» Work to do: Pull out each line of the records holding the string "reporting".

++++ Working data ++++

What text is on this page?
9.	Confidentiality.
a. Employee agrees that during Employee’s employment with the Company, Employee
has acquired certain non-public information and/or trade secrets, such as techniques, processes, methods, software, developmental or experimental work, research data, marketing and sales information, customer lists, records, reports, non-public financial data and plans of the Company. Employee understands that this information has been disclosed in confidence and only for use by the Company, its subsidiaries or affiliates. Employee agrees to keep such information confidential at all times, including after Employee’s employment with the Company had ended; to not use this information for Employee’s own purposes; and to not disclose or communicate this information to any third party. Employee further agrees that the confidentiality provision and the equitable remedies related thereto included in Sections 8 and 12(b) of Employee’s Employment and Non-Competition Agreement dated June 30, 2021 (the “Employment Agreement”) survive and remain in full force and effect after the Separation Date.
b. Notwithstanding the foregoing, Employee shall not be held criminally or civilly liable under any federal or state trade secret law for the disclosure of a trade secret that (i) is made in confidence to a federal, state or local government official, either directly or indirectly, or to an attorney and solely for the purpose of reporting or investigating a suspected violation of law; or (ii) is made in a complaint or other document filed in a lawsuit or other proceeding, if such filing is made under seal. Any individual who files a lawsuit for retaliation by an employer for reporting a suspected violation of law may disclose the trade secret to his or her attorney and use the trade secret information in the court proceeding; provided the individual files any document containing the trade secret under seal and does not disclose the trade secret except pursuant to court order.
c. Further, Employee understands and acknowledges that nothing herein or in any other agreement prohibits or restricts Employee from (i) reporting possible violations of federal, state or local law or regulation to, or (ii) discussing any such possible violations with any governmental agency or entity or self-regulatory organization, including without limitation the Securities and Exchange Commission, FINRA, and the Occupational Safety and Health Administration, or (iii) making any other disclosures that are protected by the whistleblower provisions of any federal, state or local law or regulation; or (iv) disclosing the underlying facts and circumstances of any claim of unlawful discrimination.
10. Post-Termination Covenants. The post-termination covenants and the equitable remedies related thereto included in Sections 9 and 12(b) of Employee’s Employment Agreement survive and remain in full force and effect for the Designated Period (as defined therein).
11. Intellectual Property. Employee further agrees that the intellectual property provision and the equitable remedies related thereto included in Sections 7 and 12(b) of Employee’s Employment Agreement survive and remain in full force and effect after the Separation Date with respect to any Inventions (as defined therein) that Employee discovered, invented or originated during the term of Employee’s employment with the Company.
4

++++

» Task response:
b. Notwithstanding the foregoing, Employee shall not be held criminally or civilly liable under any federal or state trade secret law for the disclosure of a trade secret that (i) is made in confidence to a federal, state or local government official, either directly or indirectly, or to an attorney and solely for the purpose of reporting or investigating a suspected violation of law; or (ii) is made in a complaint or other document filed in a lawsuit or other proceeding, if such filing is made under seal. Any individual who files a lawsuit for retaliation by an employer for reporting a suspected violation of law may disclose the trade secret to his or her attorney and use the trade secret information in the court proceeding; provided the individual files any document containing the trade secret under seal and does not disclose the trade secret except pursuant to court order.
c. Further, Employee understands and acknowledges that nothing herein or in any other agreement prohibits or restricts Employee from (i) reporting possible violations of federal, state or local law or regulation to, or (ii) discussing any such possible violations with any governmental agency or entity or self-regulatory organization, including without limitation the Securities and Exchange Commission, FINRA, and the Occupational Safety and Health Administration, or (iii) making any other disclosures that are protected by the whistleblower provisions of any federal, state or local law or regulation; or (iv) disclosing the underlying facts and circumstances of any claim of unlawful discrimination.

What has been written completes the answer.